▶ RAW RECORDS:
--- begin ---

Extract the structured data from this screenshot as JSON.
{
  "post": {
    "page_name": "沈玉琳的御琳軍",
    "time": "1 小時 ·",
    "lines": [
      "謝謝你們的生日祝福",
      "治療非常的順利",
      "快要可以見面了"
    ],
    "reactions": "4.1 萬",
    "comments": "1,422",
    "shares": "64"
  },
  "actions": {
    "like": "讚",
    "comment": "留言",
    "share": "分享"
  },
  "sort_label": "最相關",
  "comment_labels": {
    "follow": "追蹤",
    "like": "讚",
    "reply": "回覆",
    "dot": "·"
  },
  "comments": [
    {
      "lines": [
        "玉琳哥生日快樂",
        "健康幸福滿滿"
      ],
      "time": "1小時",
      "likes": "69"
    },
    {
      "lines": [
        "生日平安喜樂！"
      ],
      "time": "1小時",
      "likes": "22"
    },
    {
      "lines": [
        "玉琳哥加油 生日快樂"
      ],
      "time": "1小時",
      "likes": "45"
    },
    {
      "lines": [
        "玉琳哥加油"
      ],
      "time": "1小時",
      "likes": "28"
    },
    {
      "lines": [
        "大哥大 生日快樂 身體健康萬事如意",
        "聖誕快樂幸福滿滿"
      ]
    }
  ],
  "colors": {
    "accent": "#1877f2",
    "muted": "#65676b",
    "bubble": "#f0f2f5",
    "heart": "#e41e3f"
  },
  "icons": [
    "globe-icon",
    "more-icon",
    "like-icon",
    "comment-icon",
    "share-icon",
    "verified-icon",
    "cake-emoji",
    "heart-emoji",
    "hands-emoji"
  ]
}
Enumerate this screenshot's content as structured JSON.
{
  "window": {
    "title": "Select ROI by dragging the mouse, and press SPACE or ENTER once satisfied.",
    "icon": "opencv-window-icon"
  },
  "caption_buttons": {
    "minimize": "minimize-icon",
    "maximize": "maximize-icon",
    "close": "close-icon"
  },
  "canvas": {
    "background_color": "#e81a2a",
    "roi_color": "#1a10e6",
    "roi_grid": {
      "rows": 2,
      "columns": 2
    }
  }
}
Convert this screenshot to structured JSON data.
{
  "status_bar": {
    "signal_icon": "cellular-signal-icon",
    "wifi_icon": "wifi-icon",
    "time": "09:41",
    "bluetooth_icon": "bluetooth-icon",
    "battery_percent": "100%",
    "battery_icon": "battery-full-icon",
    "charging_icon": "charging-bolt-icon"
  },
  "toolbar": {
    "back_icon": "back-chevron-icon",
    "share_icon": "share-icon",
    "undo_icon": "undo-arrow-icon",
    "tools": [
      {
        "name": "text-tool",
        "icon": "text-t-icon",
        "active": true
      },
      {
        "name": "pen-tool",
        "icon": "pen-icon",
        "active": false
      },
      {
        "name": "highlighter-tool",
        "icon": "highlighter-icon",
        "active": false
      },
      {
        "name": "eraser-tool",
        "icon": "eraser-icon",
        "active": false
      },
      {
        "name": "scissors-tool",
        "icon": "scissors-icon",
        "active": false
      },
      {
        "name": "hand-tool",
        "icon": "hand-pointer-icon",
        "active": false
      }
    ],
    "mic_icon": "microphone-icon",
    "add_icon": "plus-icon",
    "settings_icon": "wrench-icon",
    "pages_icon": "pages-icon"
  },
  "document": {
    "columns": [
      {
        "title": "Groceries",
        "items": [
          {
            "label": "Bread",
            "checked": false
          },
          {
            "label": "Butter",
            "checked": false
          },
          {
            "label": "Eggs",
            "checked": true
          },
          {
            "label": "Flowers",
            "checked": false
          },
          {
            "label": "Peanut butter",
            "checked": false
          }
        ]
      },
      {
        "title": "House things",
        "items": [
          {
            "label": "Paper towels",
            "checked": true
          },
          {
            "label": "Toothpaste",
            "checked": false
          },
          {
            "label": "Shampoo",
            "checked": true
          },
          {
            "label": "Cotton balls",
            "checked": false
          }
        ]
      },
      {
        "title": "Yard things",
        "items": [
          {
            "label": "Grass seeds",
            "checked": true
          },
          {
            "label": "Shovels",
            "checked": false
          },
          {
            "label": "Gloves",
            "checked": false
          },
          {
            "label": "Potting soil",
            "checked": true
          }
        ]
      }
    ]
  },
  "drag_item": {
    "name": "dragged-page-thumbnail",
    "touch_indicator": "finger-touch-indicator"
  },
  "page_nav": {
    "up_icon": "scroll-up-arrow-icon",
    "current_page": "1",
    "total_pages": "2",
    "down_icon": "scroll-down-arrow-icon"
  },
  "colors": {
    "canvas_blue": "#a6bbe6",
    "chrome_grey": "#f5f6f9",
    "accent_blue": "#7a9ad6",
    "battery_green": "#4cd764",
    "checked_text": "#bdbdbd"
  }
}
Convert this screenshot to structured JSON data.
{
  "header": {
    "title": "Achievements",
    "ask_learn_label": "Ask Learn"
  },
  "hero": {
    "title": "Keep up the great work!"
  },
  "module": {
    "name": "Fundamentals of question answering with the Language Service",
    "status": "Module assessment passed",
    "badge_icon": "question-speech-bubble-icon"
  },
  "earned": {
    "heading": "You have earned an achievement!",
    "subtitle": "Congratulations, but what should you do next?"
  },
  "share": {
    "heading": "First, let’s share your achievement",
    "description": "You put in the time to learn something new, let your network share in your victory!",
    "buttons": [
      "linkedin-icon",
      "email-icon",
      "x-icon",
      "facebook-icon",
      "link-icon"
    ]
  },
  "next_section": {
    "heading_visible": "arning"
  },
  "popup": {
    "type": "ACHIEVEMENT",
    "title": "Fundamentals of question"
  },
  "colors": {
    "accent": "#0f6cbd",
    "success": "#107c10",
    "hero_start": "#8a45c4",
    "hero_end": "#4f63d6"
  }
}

--- end ---

▶ WHAT THIS TASK INVOLVES:
List all lines from the entries that include the word "arrow".

▶ FINAL RESULT:
    "undo_icon": "undo-arrow-icon",
    "up_icon": "scroll-up-arrow-icon",
    "down_icon": "scroll-down-arrow-icon"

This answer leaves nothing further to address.